### Information given
----

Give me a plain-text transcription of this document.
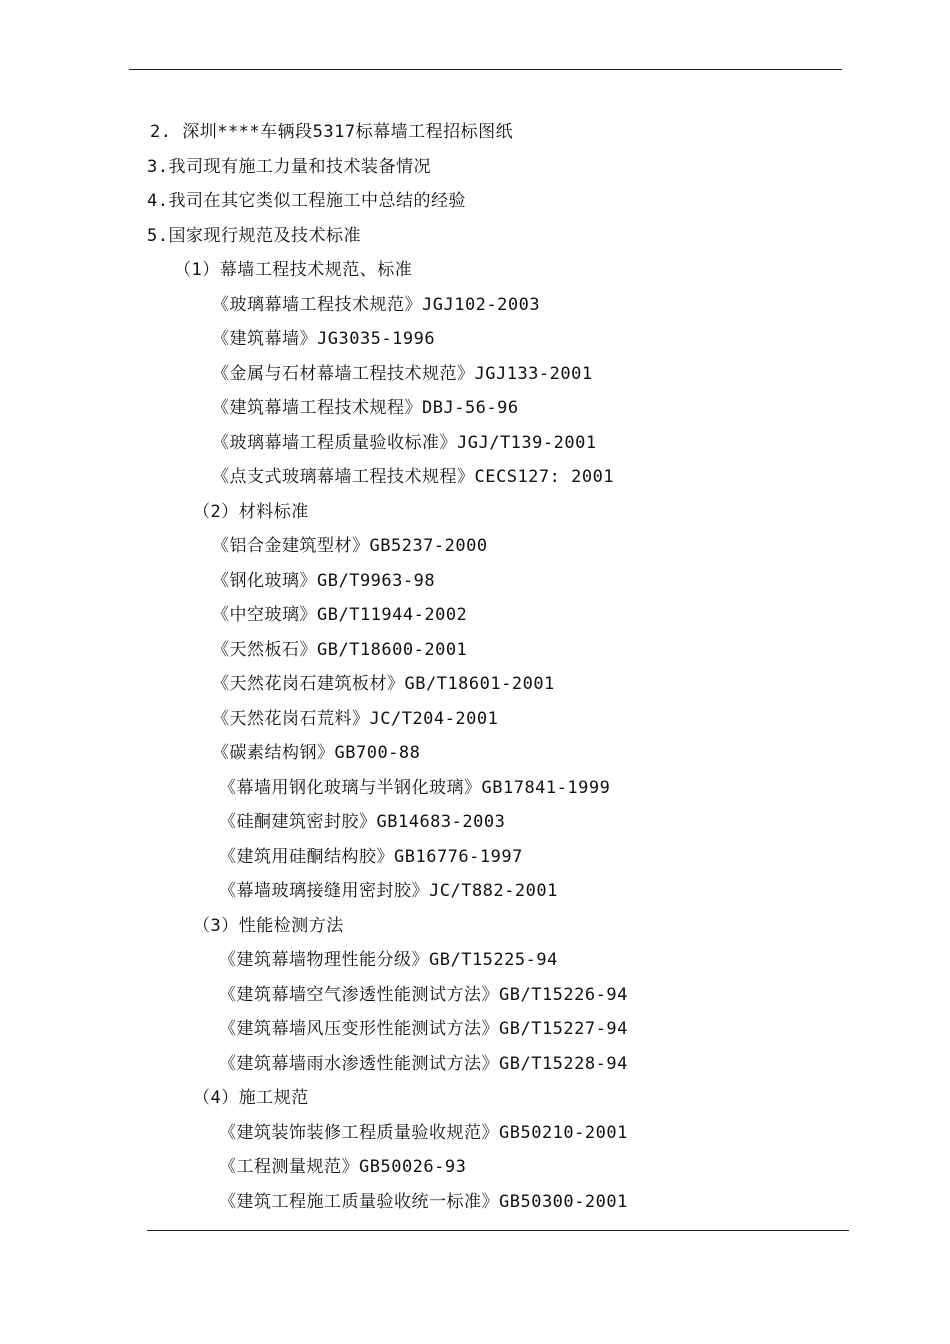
2. 深圳****车辆段5317标幕墙工程招标图纸
3.我司现有施工力量和技术装备情况
4.我司在其它类似工程施工中总结的经验
5.国家现行规范及技术标准
（1）幕墙工程技术规范、标准
《玻璃幕墙工程技术规范》JGJ102-2003
《建筑幕墙》JG3035-1996
《金属与石材幕墙工程技术规范》JGJ133-2001
《建筑幕墙工程技术规程》DBJ-56-96
《玻璃幕墙工程质量验收标准》JGJ/T139-2001
《点支式玻璃幕墙工程技术规程》CECS127: 2001
（2）材料标准
《铝合金建筑型材》GB5237-2000
《钢化玻璃》GB/T9963-98
《中空玻璃》GB/T11944-2002
《天然板石》GB/T18600-2001
《天然花岗石建筑板材》GB/T18601-2001
《天然花岗石荒料》JC/T204-2001
《碳素结构钢》GB700-88
《幕墙用钢化玻璃与半钢化玻璃》GB17841-1999
《硅酮建筑密封胶》GB14683-2003
《建筑用硅酮结构胶》GB16776-1997
《幕墙玻璃接缝用密封胶》JC/T882-2001
（3）性能检测方法
《建筑幕墙物理性能分级》GB/T15225-94
《建筑幕墙空气渗透性能测试方法》GB/T15226-94
《建筑幕墙风压变形性能测试方法》GB/T15227-94
《建筑幕墙雨水渗透性能测试方法》GB/T15228-94
（4）施工规范
《建筑装饰装修工程质量验收规范》GB50210-2001
《工程测量规范》GB50026-93
《建筑工程施工质量验收统一标准》GB50300-2001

----

All of the lines above should be retyped precisely, apart from the pictures.

### Solution
Give me a plain-text transcription of this document.
2. 深圳****车辆段5317标幕墙工程招标图纸
3.我司现有施工力量和技术装备情况
4.我司在其它类似工程施工中总结的经验
5.国家现行规范及技术标准
（1）幕墙工程技术规范、标准
《玻璃幕墙工程技术规范》JGJ102-2003
《建筑幕墙》JG3035-1996
《金属与石材幕墙工程技术规范》JGJ133-2001
《建筑幕墙工程技术规程》DBJ-56-96
《玻璃幕墙工程质量验收标准》JGJ/T139-2001
《点支式玻璃幕墙工程技术规程》CECS127: 2001
（2）材料标准
《铝合金建筑型材》GB5237-2000
《钢化玻璃》GB/T9963-98
《中空玻璃》GB/T11944-2002
《天然板石》GB/T18600-2001
《天然花岗石建筑板材》GB/T18601-2001
《天然花岗石荒料》JC/T204-2001
《碳素结构钢》GB700-88
《幕墙用钢化玻璃与半钢化玻璃》GB17841-1999
《硅酮建筑密封胶》GB14683-2003
《建筑用硅酮结构胶》GB16776-1997
《幕墙玻璃接缝用密封胶》JC/T882-2001
（3）性能检测方法
《建筑幕墙物理性能分级》GB/T15225-94
《建筑幕墙空气渗透性能测试方法》GB/T15226-94
《建筑幕墙风压变形性能测试方法》GB/T15227-94
《建筑幕墙雨水渗透性能测试方法》GB/T15228-94
（4）施工规范
《建筑装饰装修工程质量验收规范》GB50210-2001
《工程测量规范》GB50026-93
《建筑工程施工质量验收统一标准》GB50300-2001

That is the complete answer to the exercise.